Figure content listings
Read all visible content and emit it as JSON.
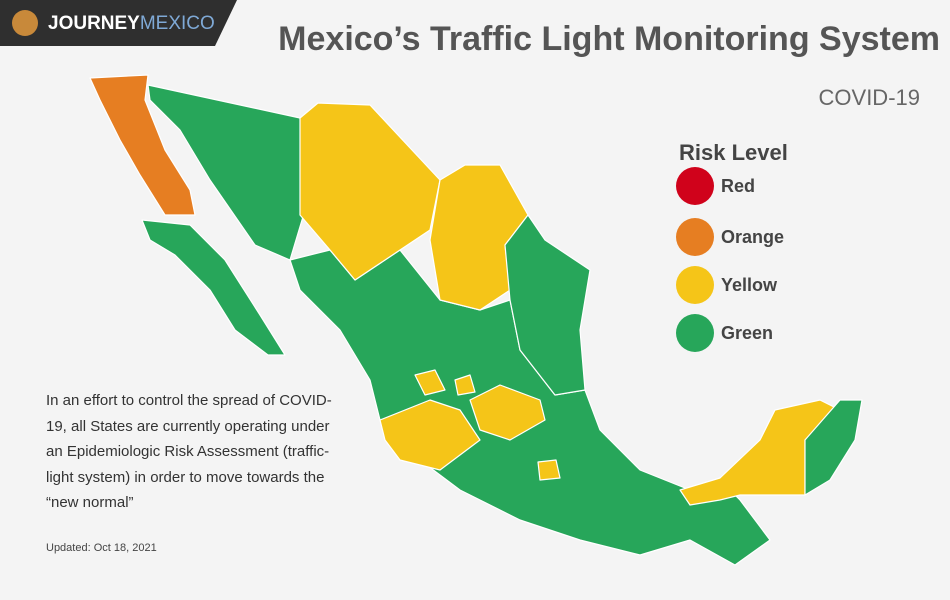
{
  "header": {
    "logo_primary": "JOURNEY",
    "logo_secondary": "MEXICO",
    "title": "Mexico’s Traffic Light Monitoring System",
    "subtitle": "COVID-19"
  },
  "legend": {
    "title": "Risk Level",
    "items": [
      {
        "label": "Red",
        "color": "#d0021b"
      },
      {
        "label": "Orange",
        "color": "#e67e22"
      },
      {
        "label": "Yellow",
        "color": "#f5c518"
      },
      {
        "label": "Green",
        "color": "#27a65a"
      }
    ]
  },
  "description": "In an effort to control the spread of COVID-19, all States are currently operating under an Epidemiologic Risk Assessment (traffic-light system) in order to move towards the “new normal”",
  "updated": "Updated: Oct 18,  2021"
}
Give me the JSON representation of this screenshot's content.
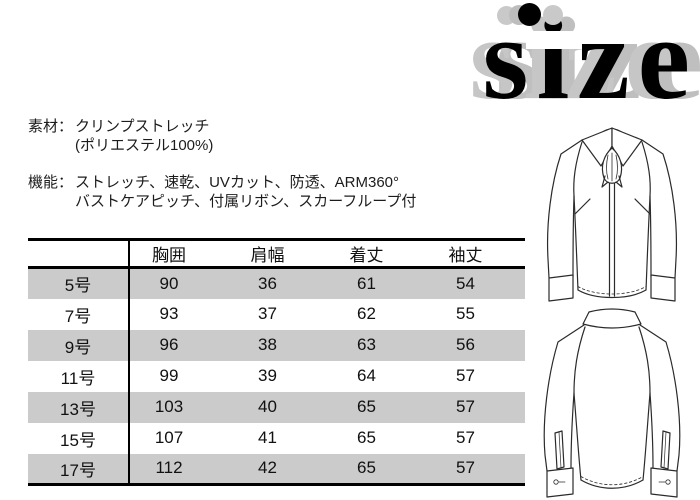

__Stated exercise__: Repeat the material above verbatim, with no pictures in the output.

__Correct output__:
Read all visible content and emit it as JSON.
{
  "header": {
    "logo_primary": "JOURNEY",
    "logo_secondary": "MEXICO",
    "title": "Mexico’s Traffic Light Monitoring System",
    "subtitle": "COVID-19"
  },
  "legend": {
    "title": "Risk Level",
    "items": [
      {
        "label": "Red",
        "color": "#d0021b"
      },
      {
        "label": "Orange",
        "color": "#e67e22"
      },
      {
        "label": "Yellow",
        "color": "#f5c518"
      },
      {
        "label": "Green",
        "color": "#27a65a"
      }
    ]
  },
  "description": "In an effort to control the spread of COVID-19, all States are currently operating under an Epidemiologic Risk Assessment (traffic-light system) in order to move towards the “new normal”",
  "updated": "Updated: Oct 18,  2021"
}
Give me the JSON representation of this screenshot's content.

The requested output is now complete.